The task ->
Extract the complete listing and repeat it word for word.

Collection entries:
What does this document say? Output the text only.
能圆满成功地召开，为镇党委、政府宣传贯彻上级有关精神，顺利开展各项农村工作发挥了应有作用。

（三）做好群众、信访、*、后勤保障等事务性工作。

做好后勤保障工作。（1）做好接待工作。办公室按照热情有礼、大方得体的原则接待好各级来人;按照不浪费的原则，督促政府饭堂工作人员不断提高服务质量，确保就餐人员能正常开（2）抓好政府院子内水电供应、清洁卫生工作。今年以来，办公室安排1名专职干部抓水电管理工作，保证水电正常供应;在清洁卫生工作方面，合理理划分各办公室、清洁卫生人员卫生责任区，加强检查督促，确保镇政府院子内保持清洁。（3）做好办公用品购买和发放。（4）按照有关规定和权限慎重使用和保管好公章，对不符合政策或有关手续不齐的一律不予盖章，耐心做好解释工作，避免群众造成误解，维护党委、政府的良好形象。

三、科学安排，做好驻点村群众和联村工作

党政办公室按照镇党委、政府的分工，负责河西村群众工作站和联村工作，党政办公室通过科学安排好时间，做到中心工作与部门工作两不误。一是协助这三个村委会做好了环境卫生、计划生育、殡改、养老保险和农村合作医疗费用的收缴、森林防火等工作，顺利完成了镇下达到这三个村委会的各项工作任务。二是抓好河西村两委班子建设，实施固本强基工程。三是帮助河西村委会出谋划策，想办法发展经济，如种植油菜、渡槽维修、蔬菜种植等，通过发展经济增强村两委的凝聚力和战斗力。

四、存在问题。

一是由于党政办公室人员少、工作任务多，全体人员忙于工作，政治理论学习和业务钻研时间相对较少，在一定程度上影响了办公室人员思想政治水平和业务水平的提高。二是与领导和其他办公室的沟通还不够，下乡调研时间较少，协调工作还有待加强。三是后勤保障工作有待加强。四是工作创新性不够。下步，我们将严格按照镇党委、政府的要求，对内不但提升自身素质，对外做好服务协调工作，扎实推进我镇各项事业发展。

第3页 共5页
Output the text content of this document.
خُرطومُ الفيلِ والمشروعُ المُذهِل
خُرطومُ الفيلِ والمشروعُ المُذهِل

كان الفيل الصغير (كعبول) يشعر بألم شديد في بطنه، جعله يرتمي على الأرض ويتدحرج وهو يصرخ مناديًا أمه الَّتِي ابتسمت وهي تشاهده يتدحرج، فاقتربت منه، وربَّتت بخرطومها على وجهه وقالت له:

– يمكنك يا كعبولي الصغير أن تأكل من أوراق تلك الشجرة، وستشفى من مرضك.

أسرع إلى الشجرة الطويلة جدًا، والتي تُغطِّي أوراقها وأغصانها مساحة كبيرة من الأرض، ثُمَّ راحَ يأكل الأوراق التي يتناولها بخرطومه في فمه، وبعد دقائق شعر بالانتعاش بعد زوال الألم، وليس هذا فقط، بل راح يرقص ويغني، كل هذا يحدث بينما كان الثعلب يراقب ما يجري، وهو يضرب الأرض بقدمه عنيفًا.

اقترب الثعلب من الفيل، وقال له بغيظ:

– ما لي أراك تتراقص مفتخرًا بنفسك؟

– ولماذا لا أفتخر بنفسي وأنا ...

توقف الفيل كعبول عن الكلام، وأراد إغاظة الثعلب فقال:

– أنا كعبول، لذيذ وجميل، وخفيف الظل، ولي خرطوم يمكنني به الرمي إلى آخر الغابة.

Reply to the task ->
What does this document say? Output the text only.
能圆满成功地召开，为镇党委、政府宣传贯彻上级有关精神，顺利开展各项农村工作发挥了应有作用。

（三）做好群众、信访、*、后勤保障等事务性工作。

做好后勤保障工作。（1）做好接待工作。办公室按照热情有礼、大方得体的原则接待好各级来人;按照不浪费的原则，督促政府饭堂工作人员不断提高服务质量，确保就餐人员能正常开（2）抓好政府院子内水电供应、清洁卫生工作。今年以来，办公室安排1名专职干部抓水电管理工作，保证水电正常供应;在清洁卫生工作方面，合理理划分各办公室、清洁卫生人员卫生责任区，加强检查督促，确保镇政府院子内保持清洁。（3）做好办公用品购买和发放。（4）按照有关规定和权限慎重使用和保管好公章，对不符合政策或有关手续不齐的一律不予盖章，耐心做好解释工作，避免群众造成误解，维护党委、政府的良好形象。

三、科学安排，做好驻点村群众和联村工作

党政办公室按照镇党委、政府的分工，负责河西村群众工作站和联村工作，党政办公室通过科学安排好时间，做到中心工作与部门工作两不误。一是协助这三个村委会做好了环境卫生、计划生育、殡改、养老保险和农村合作医疗费用的收缴、森林防火等工作，顺利完成了镇下达到这三个村委会的各项工作任务。二是抓好河西村两委班子建设，实施固本强基工程。三是帮助河西村委会出谋划策，想办法发展经济，如种植油菜、渡槽维修、蔬菜种植等，通过发展经济增强村两委的凝聚力和战斗力。

四、存在问题。

一是由于党政办公室人员少、工作任务多，全体人员忙于工作，政治理论学习和业务钻研时间相对较少，在一定程度上影响了办公室人员思想政治水平和业务水平的提高。二是与领导和其他办公室的沟通还不够，下乡调研时间较少，协调工作还有待加强。三是后勤保障工作有待加强。四是工作创新性不够。下步，我们将严格按照镇党委、政府的要求，对内不但提升自身素质，对外做好服务协调工作，扎实推进我镇各项事业发展。

第3页 共5页
Output the text content of this document.
خُرطومُ الفيلِ والمشروعُ المُذهِل
خُرطومُ الفيلِ والمشروعُ المُذهِل

كان الفيل الصغير (كعبول) يشعر بألم شديد في بطنه، جعله يرتمي على الأرض ويتدحرج وهو يصرخ مناديًا أمه الَّتِي ابتسمت وهي تشاهده يتدحرج، فاقتربت منه، وربَّتت بخرطومها على وجهه وقالت له:

– يمكنك يا كعبولي الصغير أن تأكل من أوراق تلك الشجرة، وستشفى من مرضك.

أسرع إلى الشجرة الطويلة جدًا، والتي تُغطِّي أوراقها وأغصانها مساحة كبيرة من الأرض، ثُمَّ راحَ يأكل الأوراق التي يتناولها بخرطومه في فمه، وبعد دقائق شعر بالانتعاش بعد زوال الألم، وليس هذا فقط، بل راح يرقص ويغني، كل هذا يحدث بينما كان الثعلب يراقب ما يجري، وهو يضرب الأرض بقدمه عنيفًا.

اقترب الثعلب من الفيل، وقال له بغيظ:

– ما لي أراك تتراقص مفتخرًا بنفسك؟

– ولماذا لا أفتخر بنفسي وأنا ...

توقف الفيل كعبول عن الكلام، وأراد إغاظة الثعلب فقال:

– أنا كعبول، لذيذ وجميل، وخفيف الظل، ولي خرطوم يمكنني به الرمي إلى آخر الغابة.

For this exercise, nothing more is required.